TASK PROMPT: Retype the material in full, keeping every word the same.

Dataset listings of figures:
• • • • •

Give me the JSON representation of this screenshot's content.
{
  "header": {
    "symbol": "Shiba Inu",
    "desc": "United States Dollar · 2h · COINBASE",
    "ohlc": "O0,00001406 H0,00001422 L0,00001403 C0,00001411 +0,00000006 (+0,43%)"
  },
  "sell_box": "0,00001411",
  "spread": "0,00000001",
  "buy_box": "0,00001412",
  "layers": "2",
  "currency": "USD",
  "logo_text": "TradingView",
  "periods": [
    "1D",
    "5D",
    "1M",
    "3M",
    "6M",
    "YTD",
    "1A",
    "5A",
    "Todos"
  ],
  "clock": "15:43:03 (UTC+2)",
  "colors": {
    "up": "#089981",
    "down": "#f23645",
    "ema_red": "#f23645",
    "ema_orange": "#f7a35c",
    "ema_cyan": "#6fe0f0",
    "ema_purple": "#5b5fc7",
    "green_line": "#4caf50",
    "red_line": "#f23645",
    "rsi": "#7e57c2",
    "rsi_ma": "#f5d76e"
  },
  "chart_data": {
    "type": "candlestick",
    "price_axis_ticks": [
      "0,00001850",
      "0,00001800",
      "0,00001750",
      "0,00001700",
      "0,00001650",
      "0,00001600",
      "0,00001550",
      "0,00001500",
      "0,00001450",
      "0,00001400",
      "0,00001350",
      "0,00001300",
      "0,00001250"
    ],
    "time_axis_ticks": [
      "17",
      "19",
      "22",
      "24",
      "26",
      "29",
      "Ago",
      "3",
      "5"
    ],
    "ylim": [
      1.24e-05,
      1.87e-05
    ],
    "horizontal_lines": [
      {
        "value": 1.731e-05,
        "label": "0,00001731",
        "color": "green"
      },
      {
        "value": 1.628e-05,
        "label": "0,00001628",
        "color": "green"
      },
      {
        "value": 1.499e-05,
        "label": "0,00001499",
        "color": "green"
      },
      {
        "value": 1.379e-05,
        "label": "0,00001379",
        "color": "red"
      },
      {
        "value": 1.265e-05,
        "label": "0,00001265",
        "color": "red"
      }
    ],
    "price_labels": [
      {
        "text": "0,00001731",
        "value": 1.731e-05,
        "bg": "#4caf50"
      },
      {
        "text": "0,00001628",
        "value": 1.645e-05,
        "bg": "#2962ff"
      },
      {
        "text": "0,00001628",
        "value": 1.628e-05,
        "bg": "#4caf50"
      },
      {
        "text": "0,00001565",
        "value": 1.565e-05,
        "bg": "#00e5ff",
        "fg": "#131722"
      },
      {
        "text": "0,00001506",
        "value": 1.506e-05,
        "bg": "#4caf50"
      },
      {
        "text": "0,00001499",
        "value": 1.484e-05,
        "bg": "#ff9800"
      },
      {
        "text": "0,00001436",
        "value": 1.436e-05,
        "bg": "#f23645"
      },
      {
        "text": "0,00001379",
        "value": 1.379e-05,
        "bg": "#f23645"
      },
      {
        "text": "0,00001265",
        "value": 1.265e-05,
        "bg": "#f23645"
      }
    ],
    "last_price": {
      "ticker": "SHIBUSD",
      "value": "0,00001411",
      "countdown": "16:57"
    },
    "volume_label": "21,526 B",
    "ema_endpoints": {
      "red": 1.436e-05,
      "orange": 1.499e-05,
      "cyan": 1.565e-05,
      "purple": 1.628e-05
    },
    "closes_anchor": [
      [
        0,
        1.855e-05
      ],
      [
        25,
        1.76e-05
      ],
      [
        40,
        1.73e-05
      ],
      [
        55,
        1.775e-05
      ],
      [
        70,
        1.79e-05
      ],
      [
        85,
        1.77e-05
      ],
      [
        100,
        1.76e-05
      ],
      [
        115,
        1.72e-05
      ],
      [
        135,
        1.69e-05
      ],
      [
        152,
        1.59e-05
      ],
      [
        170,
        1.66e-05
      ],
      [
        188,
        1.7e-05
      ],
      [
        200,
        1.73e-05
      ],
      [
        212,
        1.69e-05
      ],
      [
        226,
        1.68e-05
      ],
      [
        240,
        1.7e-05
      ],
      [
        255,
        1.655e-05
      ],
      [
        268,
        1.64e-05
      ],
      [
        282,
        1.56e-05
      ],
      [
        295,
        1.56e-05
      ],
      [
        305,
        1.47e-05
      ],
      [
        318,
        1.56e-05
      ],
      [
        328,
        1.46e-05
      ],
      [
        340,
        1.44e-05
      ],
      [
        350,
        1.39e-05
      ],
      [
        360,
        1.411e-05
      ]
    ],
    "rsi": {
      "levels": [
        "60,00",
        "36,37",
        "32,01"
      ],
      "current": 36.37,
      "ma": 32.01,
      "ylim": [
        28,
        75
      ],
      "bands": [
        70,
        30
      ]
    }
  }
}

• • • • •

FULL ANSWER:
Give me the JSON representation of this screenshot's content.
{
  "header": {
    "symbol": "Shiba Inu",
    "desc": "United States Dollar · 2h · COINBASE",
    "ohlc": "O0,00001406 H0,00001422 L0,00001403 C0,00001411 +0,00000006 (+0,43%)"
  },
  "sell_box": "0,00001411",
  "spread": "0,00000001",
  "buy_box": "0,00001412",
  "layers": "2",
  "currency": "USD",
  "logo_text": "TradingView",
  "periods": [
    "1D",
    "5D",
    "1M",
    "3M",
    "6M",
    "YTD",
    "1A",
    "5A",
    "Todos"
  ],
  "clock": "15:43:03 (UTC+2)",
  "colors": {
    "up": "#089981",
    "down": "#f23645",
    "ema_red": "#f23645",
    "ema_orange": "#f7a35c",
    "ema_cyan": "#6fe0f0",
    "ema_purple": "#5b5fc7",
    "green_line": "#4caf50",
    "red_line": "#f23645",
    "rsi": "#7e57c2",
    "rsi_ma": "#f5d76e"
  },
  "chart_data": {
    "type": "candlestick",
    "price_axis_ticks": [
      "0,00001850",
      "0,00001800",
      "0,00001750",
      "0,00001700",
      "0,00001650",
      "0,00001600",
      "0,00001550",
      "0,00001500",
      "0,00001450",
      "0,00001400",
      "0,00001350",
      "0,00001300",
      "0,00001250"
    ],
    "time_axis_ticks": [
      "17",
      "19",
      "22",
      "24",
      "26",
      "29",
      "Ago",
      "3",
      "5"
    ],
    "ylim": [
      1.24e-05,
      1.87e-05
    ],
    "horizontal_lines": [
      {
        "value": 1.731e-05,
        "label": "0,00001731",
        "color": "green"
      },
      {
        "value": 1.628e-05,
        "label": "0,00001628",
        "color": "green"
      },
      {
        "value": 1.499e-05,
        "label": "0,00001499",
        "color": "green"
      },
      {
        "value": 1.379e-05,
        "label": "0,00001379",
        "color": "red"
      },
      {
        "value": 1.265e-05,
        "label": "0,00001265",
        "color": "red"
      }
    ],
    "price_labels": [
      {
        "text": "0,00001731",
        "value": 1.731e-05,
        "bg": "#4caf50"
      },
      {
        "text": "0,00001628",
        "value": 1.645e-05,
        "bg": "#2962ff"
      },
      {
        "text": "0,00001628",
        "value": 1.628e-05,
        "bg": "#4caf50"
      },
      {
        "text": "0,00001565",
        "value": 1.565e-05,
        "bg": "#00e5ff",
        "fg": "#131722"
      },
      {
        "text": "0,00001506",
        "value": 1.506e-05,
        "bg": "#4caf50"
      },
      {
        "text": "0,00001499",
        "value": 1.484e-05,
        "bg": "#ff9800"
      },
      {
        "text": "0,00001436",
        "value": 1.436e-05,
        "bg": "#f23645"
      },
      {
        "text": "0,00001379",
        "value": 1.379e-05,
        "bg": "#f23645"
      },
      {
        "text": "0,00001265",
        "value": 1.265e-05,
        "bg": "#f23645"
      }
    ],
    "last_price": {
      "ticker": "SHIBUSD",
      "value": "0,00001411",
      "countdown": "16:57"
    },
    "volume_label": "21,526 B",
    "ema_endpoints": {
      "red": 1.436e-05,
      "orange": 1.499e-05,
      "cyan": 1.565e-05,
      "purple": 1.628e-05
    },
    "closes_anchor": [
      [
        0,
        1.855e-05
      ],
      [
        25,
        1.76e-05
      ],
      [
        40,
        1.73e-05
      ],
      [
        55,
        1.775e-05
      ],
      [
        70,
        1.79e-05
      ],
      [
        85,
        1.77e-05
      ],
      [
        100,
        1.76e-05
      ],
      [
        115,
        1.72e-05
      ],
      [
        135,
        1.69e-05
      ],
      [
        152,
        1.59e-05
      ],
      [
        170,
        1.66e-05
      ],
      [
        188,
        1.7e-05
      ],
      [
        200,
        1.73e-05
      ],
      [
        212,
        1.69e-05
      ],
      [
        226,
        1.68e-05
      ],
      [
        240,
        1.7e-05
      ],
      [
        255,
        1.655e-05
      ],
      [
        268,
        1.64e-05
      ],
      [
        282,
        1.56e-05
      ],
      [
        295,
        1.56e-05
      ],
      [
        305,
        1.47e-05
      ],
      [
        318,
        1.56e-05
      ],
      [
        328,
        1.46e-05
      ],
      [
        340,
        1.44e-05
      ],
      [
        350,
        1.39e-05
      ],
      [
        360,
        1.411e-05
      ]
    ],
    "rsi": {
      "levels": [
        "60,00",
        "36,37",
        "32,01"
      ],
      "current": 36.37,
      "ma": 32.01,
      "ylim": [
        28,
        75
      ],
      "bands": [
        70,
        30
      ]
    }
  }
}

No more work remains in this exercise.